Stored data
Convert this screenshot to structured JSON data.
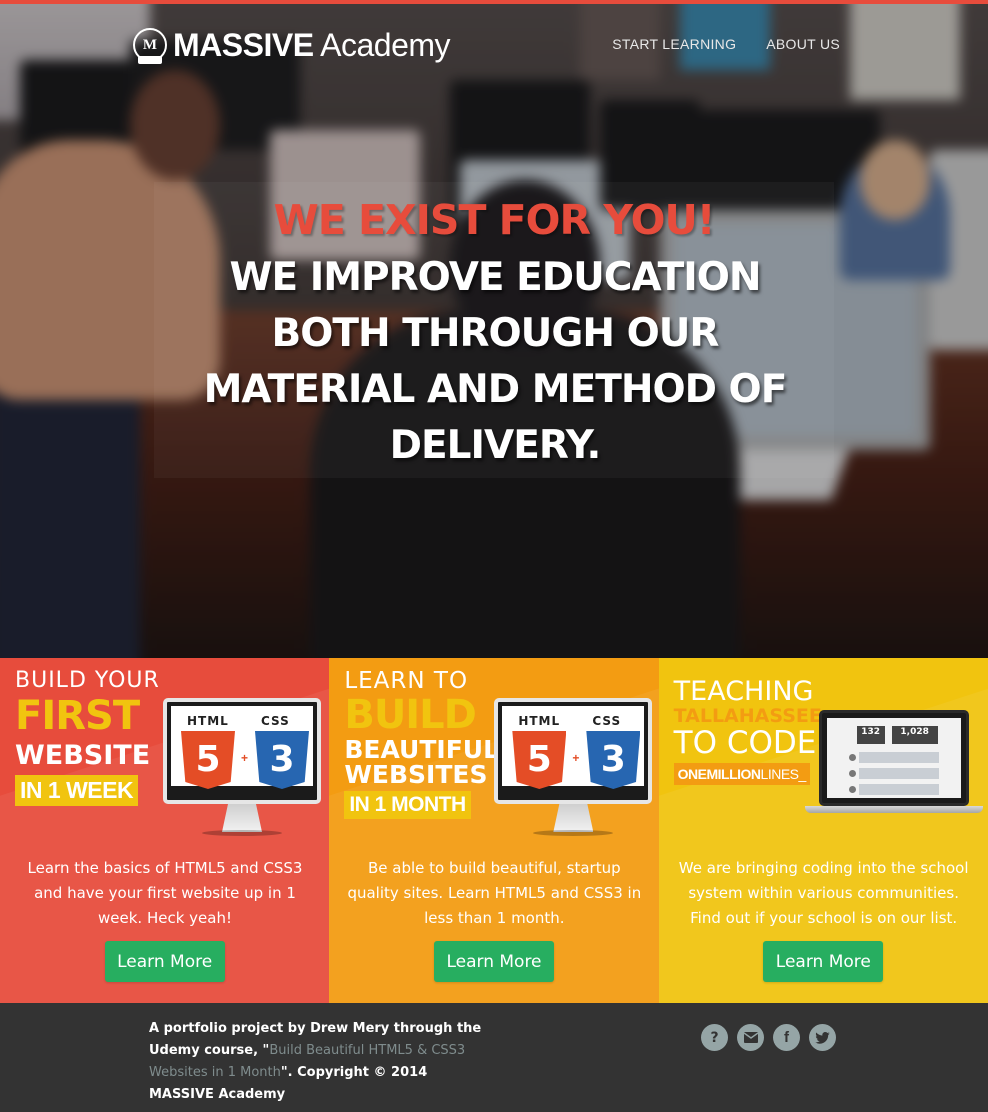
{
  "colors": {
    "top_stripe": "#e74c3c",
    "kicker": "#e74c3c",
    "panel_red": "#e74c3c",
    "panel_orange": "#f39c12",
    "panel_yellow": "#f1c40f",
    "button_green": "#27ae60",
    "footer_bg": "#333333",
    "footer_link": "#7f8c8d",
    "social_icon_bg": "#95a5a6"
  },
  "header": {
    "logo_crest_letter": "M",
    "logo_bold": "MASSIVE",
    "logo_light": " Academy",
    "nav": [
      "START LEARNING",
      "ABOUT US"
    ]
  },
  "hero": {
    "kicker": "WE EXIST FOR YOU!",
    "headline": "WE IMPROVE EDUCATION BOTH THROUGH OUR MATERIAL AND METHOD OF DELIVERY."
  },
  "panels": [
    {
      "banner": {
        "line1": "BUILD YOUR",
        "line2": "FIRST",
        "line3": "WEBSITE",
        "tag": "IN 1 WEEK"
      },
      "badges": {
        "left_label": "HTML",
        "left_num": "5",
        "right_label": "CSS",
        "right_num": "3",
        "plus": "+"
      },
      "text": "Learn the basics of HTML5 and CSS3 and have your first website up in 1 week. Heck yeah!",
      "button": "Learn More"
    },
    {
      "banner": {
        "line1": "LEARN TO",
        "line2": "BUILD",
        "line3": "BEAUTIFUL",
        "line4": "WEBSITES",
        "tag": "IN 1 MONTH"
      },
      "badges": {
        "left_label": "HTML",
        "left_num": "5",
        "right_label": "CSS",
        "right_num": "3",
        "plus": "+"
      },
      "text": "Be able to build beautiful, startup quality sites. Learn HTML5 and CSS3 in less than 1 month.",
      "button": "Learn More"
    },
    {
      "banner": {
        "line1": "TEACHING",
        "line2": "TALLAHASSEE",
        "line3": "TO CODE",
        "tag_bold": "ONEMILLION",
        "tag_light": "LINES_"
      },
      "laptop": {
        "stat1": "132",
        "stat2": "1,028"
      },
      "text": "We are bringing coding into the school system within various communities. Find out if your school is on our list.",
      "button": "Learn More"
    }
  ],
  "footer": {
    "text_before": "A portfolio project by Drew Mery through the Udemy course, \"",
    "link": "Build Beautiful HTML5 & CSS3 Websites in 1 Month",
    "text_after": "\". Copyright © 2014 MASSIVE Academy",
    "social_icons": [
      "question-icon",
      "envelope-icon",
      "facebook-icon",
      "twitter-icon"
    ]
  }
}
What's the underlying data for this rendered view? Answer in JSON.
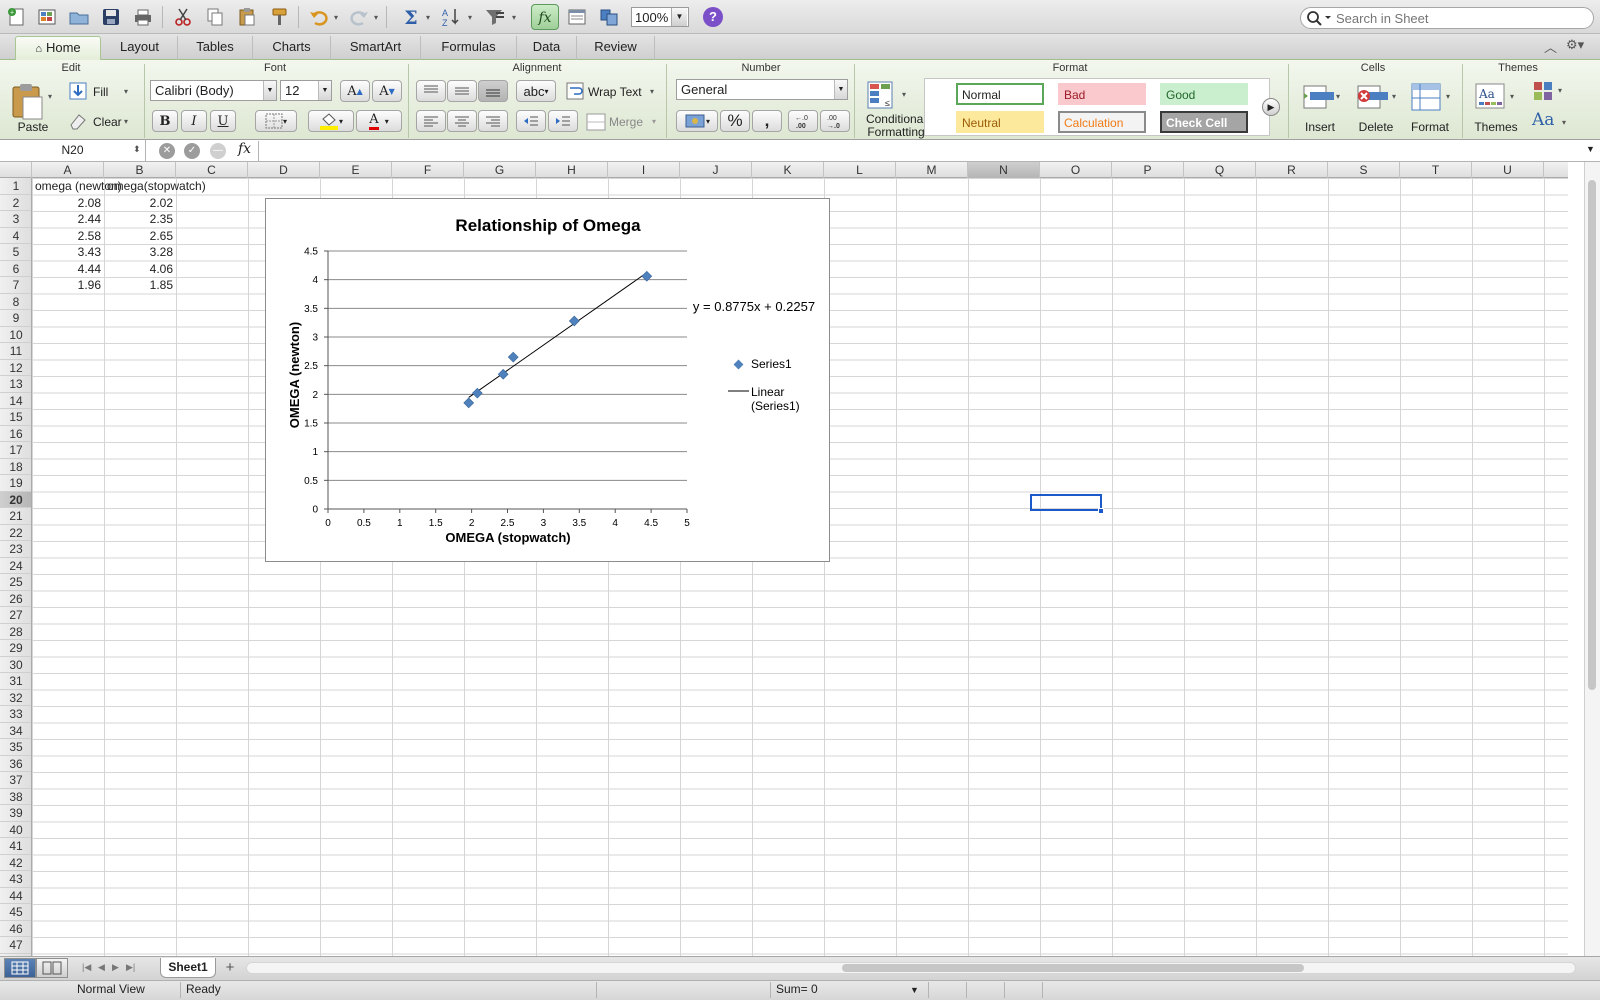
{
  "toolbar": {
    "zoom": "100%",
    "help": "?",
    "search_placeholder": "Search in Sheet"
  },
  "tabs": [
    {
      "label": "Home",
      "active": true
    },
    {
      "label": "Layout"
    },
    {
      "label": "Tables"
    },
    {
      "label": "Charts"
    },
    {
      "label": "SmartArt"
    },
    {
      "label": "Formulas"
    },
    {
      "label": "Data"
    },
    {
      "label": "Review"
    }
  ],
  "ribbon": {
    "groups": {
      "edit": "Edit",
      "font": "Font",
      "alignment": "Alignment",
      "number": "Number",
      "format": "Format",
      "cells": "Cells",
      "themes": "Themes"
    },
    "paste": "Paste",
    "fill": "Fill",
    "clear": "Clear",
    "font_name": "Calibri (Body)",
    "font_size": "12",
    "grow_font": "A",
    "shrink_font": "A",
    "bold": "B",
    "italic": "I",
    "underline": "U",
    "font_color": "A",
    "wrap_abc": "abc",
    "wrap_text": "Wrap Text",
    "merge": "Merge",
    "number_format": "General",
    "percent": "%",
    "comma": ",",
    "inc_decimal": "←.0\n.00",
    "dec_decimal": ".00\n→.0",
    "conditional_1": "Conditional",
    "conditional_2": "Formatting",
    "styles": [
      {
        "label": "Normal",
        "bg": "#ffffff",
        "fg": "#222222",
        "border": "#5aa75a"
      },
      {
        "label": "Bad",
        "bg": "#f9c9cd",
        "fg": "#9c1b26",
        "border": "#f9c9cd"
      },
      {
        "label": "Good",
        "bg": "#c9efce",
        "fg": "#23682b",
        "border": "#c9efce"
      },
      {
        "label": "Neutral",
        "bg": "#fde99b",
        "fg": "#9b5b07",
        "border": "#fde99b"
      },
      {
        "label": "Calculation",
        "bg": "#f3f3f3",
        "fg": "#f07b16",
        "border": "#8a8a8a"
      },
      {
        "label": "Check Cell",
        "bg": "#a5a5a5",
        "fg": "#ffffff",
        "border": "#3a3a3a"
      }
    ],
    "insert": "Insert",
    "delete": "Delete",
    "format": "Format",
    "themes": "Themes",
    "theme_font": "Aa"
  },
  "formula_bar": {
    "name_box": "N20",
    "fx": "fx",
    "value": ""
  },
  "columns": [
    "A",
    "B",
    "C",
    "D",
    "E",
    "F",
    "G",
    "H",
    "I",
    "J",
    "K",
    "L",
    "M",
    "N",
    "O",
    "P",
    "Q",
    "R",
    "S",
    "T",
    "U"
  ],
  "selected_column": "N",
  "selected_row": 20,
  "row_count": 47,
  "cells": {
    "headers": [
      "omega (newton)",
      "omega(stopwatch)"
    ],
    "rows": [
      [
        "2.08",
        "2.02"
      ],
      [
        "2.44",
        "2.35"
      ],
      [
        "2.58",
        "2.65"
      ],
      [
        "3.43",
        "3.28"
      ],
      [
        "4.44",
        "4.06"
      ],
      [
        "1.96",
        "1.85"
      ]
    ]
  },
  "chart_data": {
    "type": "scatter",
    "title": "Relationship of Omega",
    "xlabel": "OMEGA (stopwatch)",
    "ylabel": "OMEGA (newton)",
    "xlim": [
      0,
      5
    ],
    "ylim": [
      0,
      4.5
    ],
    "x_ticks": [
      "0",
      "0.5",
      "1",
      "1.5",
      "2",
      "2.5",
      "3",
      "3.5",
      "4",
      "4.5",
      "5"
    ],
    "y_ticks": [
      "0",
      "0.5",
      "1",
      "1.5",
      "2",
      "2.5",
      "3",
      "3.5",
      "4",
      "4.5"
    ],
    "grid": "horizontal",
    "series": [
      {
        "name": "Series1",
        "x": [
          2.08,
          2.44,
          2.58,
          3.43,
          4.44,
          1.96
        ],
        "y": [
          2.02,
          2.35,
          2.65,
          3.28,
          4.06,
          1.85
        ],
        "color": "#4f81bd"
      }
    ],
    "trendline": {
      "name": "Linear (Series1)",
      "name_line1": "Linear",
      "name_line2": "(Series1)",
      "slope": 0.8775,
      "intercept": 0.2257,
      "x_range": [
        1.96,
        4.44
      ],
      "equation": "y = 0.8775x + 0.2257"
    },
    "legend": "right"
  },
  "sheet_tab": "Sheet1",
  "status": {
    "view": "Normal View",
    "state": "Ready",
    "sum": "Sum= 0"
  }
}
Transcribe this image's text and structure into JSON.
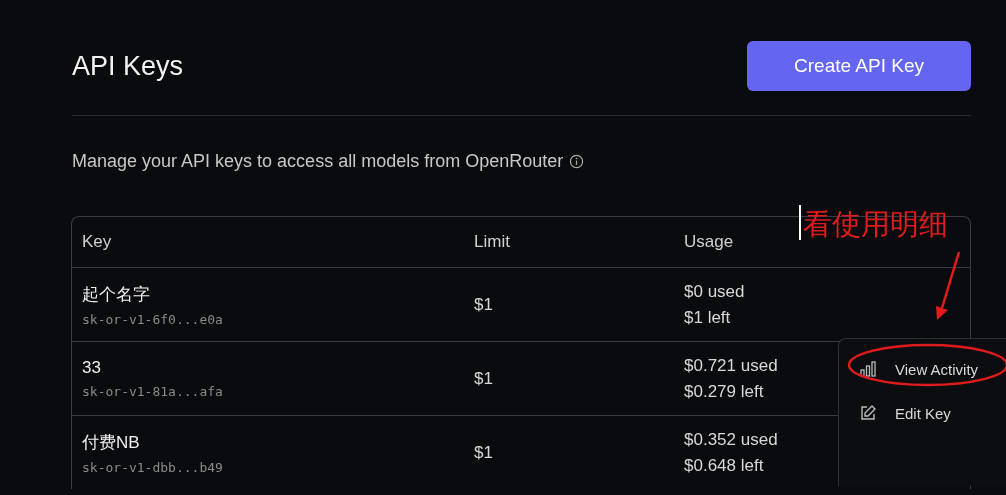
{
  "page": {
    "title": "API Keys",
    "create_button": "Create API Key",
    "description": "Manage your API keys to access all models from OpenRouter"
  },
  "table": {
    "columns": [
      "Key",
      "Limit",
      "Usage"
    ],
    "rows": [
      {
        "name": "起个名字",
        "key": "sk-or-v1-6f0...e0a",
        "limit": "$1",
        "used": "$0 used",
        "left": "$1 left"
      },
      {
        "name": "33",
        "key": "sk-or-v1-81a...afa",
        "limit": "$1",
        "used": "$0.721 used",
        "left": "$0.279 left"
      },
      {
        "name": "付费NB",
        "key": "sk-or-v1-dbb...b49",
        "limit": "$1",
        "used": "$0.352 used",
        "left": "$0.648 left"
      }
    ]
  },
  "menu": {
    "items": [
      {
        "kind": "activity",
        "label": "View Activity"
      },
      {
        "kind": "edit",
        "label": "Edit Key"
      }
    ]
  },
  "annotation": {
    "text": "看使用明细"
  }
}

• _Brief_:
Write out each entry exactly as given, but skip the pictures.

• _Solution_:
Convert this screenshot to structured JSON data.
{
  "colors": {
    "top_stripe": "#e74c3c",
    "kicker": "#e74c3c",
    "panel_red": "#e74c3c",
    "panel_orange": "#f39c12",
    "panel_yellow": "#f1c40f",
    "button_green": "#27ae60",
    "footer_bg": "#333333",
    "footer_link": "#7f8c8d",
    "social_icon_bg": "#95a5a6"
  },
  "header": {
    "logo_crest_letter": "M",
    "logo_bold": "MASSIVE",
    "logo_light": " Academy",
    "nav": [
      "START LEARNING",
      "ABOUT US"
    ]
  },
  "hero": {
    "kicker": "WE EXIST FOR YOU!",
    "headline": "WE IMPROVE EDUCATION BOTH THROUGH OUR MATERIAL AND METHOD OF DELIVERY."
  },
  "panels": [
    {
      "banner": {
        "line1": "BUILD YOUR",
        "line2": "FIRST",
        "line3": "WEBSITE",
        "tag": "IN 1 WEEK"
      },
      "badges": {
        "left_label": "HTML",
        "left_num": "5",
        "right_label": "CSS",
        "right_num": "3",
        "plus": "+"
      },
      "text": "Learn the basics of HTML5 and CSS3 and have your first website up in 1 week. Heck yeah!",
      "button": "Learn More"
    },
    {
      "banner": {
        "line1": "LEARN TO",
        "line2": "BUILD",
        "line3": "BEAUTIFUL",
        "line4": "WEBSITES",
        "tag": "IN 1 MONTH"
      },
      "badges": {
        "left_label": "HTML",
        "left_num": "5",
        "right_label": "CSS",
        "right_num": "3",
        "plus": "+"
      },
      "text": "Be able to build beautiful, startup quality sites. Learn HTML5 and CSS3 in less than 1 month.",
      "button": "Learn More"
    },
    {
      "banner": {
        "line1": "TEACHING",
        "line2": "TALLAHASSEE",
        "line3": "TO CODE",
        "tag_bold": "ONEMILLION",
        "tag_light": "LINES_"
      },
      "laptop": {
        "stat1": "132",
        "stat2": "1,028"
      },
      "text": "We are bringing coding into the school system within various communities. Find out if your school is on our list.",
      "button": "Learn More"
    }
  ],
  "footer": {
    "text_before": "A portfolio project by Drew Mery through the Udemy course, \"",
    "link": "Build Beautiful HTML5 & CSS3 Websites in 1 Month",
    "text_after": "\". Copyright © 2014 MASSIVE Academy",
    "social_icons": [
      "question-icon",
      "envelope-icon",
      "facebook-icon",
      "twitter-icon"
    ]
  }
}
What's the underlying data for this rendered view? Answer in JSON.
{
  "toolbar": {
    "zoom": "100%",
    "help": "?",
    "search_placeholder": "Search in Sheet"
  },
  "tabs": [
    {
      "label": "Home",
      "active": true
    },
    {
      "label": "Layout"
    },
    {
      "label": "Tables"
    },
    {
      "label": "Charts"
    },
    {
      "label": "SmartArt"
    },
    {
      "label": "Formulas"
    },
    {
      "label": "Data"
    },
    {
      "label": "Review"
    }
  ],
  "ribbon": {
    "groups": {
      "edit": "Edit",
      "font": "Font",
      "alignment": "Alignment",
      "number": "Number",
      "format": "Format",
      "cells": "Cells",
      "themes": "Themes"
    },
    "paste": "Paste",
    "fill": "Fill",
    "clear": "Clear",
    "font_name": "Calibri (Body)",
    "font_size": "12",
    "grow_font": "A",
    "shrink_font": "A",
    "bold": "B",
    "italic": "I",
    "underline": "U",
    "font_color": "A",
    "wrap_abc": "abc",
    "wrap_text": "Wrap Text",
    "merge": "Merge",
    "number_format": "General",
    "percent": "%",
    "comma": ",",
    "inc_decimal": "←.0\n.00",
    "dec_decimal": ".00\n→.0",
    "conditional_1": "Conditional",
    "conditional_2": "Formatting",
    "styles": [
      {
        "label": "Normal",
        "bg": "#ffffff",
        "fg": "#222222",
        "border": "#5aa75a"
      },
      {
        "label": "Bad",
        "bg": "#f9c9cd",
        "fg": "#9c1b26",
        "border": "#f9c9cd"
      },
      {
        "label": "Good",
        "bg": "#c9efce",
        "fg": "#23682b",
        "border": "#c9efce"
      },
      {
        "label": "Neutral",
        "bg": "#fde99b",
        "fg": "#9b5b07",
        "border": "#fde99b"
      },
      {
        "label": "Calculation",
        "bg": "#f3f3f3",
        "fg": "#f07b16",
        "border": "#8a8a8a"
      },
      {
        "label": "Check Cell",
        "bg": "#a5a5a5",
        "fg": "#ffffff",
        "border": "#3a3a3a"
      }
    ],
    "insert": "Insert",
    "delete": "Delete",
    "format": "Format",
    "themes": "Themes",
    "theme_font": "Aa"
  },
  "formula_bar": {
    "name_box": "N20",
    "fx": "fx",
    "value": ""
  },
  "columns": [
    "A",
    "B",
    "C",
    "D",
    "E",
    "F",
    "G",
    "H",
    "I",
    "J",
    "K",
    "L",
    "M",
    "N",
    "O",
    "P",
    "Q",
    "R",
    "S",
    "T",
    "U"
  ],
  "selected_column": "N",
  "selected_row": 20,
  "row_count": 47,
  "cells": {
    "headers": [
      "omega (newton)",
      "omega(stopwatch)"
    ],
    "rows": [
      [
        "2.08",
        "2.02"
      ],
      [
        "2.44",
        "2.35"
      ],
      [
        "2.58",
        "2.65"
      ],
      [
        "3.43",
        "3.28"
      ],
      [
        "4.44",
        "4.06"
      ],
      [
        "1.96",
        "1.85"
      ]
    ]
  },
  "chart_data": {
    "type": "scatter",
    "title": "Relationship of Omega",
    "xlabel": "OMEGA (stopwatch)",
    "ylabel": "OMEGA (newton)",
    "xlim": [
      0,
      5
    ],
    "ylim": [
      0,
      4.5
    ],
    "x_ticks": [
      "0",
      "0.5",
      "1",
      "1.5",
      "2",
      "2.5",
      "3",
      "3.5",
      "4",
      "4.5",
      "5"
    ],
    "y_ticks": [
      "0",
      "0.5",
      "1",
      "1.5",
      "2",
      "2.5",
      "3",
      "3.5",
      "4",
      "4.5"
    ],
    "grid": "horizontal",
    "series": [
      {
        "name": "Series1",
        "x": [
          2.08,
          2.44,
          2.58,
          3.43,
          4.44,
          1.96
        ],
        "y": [
          2.02,
          2.35,
          2.65,
          3.28,
          4.06,
          1.85
        ],
        "color": "#4f81bd"
      }
    ],
    "trendline": {
      "name": "Linear (Series1)",
      "name_line1": "Linear",
      "name_line2": "(Series1)",
      "slope": 0.8775,
      "intercept": 0.2257,
      "x_range": [
        1.96,
        4.44
      ],
      "equation": "y = 0.8775x + 0.2257"
    },
    "legend": "right"
  },
  "sheet_tab": "Sheet1",
  "status": {
    "view": "Normal View",
    "state": "Ready",
    "sum": "Sum= 0"
  }
}
Transcribe this image's text and structure into JSON.
{
  "page": {
    "title": "API Keys",
    "create_button": "Create API Key",
    "description": "Manage your API keys to access all models from OpenRouter"
  },
  "table": {
    "columns": [
      "Key",
      "Limit",
      "Usage"
    ],
    "rows": [
      {
        "name": "起个名字",
        "key": "sk-or-v1-6f0...e0a",
        "limit": "$1",
        "used": "$0 used",
        "left": "$1 left"
      },
      {
        "name": "33",
        "key": "sk-or-v1-81a...afa",
        "limit": "$1",
        "used": "$0.721 used",
        "left": "$0.279 left"
      },
      {
        "name": "付费NB",
        "key": "sk-or-v1-dbb...b49",
        "limit": "$1",
        "used": "$0.352 used",
        "left": "$0.648 left"
      }
    ]
  },
  "menu": {
    "items": [
      {
        "kind": "activity",
        "label": "View Activity"
      },
      {
        "kind": "edit",
        "label": "Edit Key"
      }
    ]
  },
  "annotation": {
    "text": "看使用明细"
  }
}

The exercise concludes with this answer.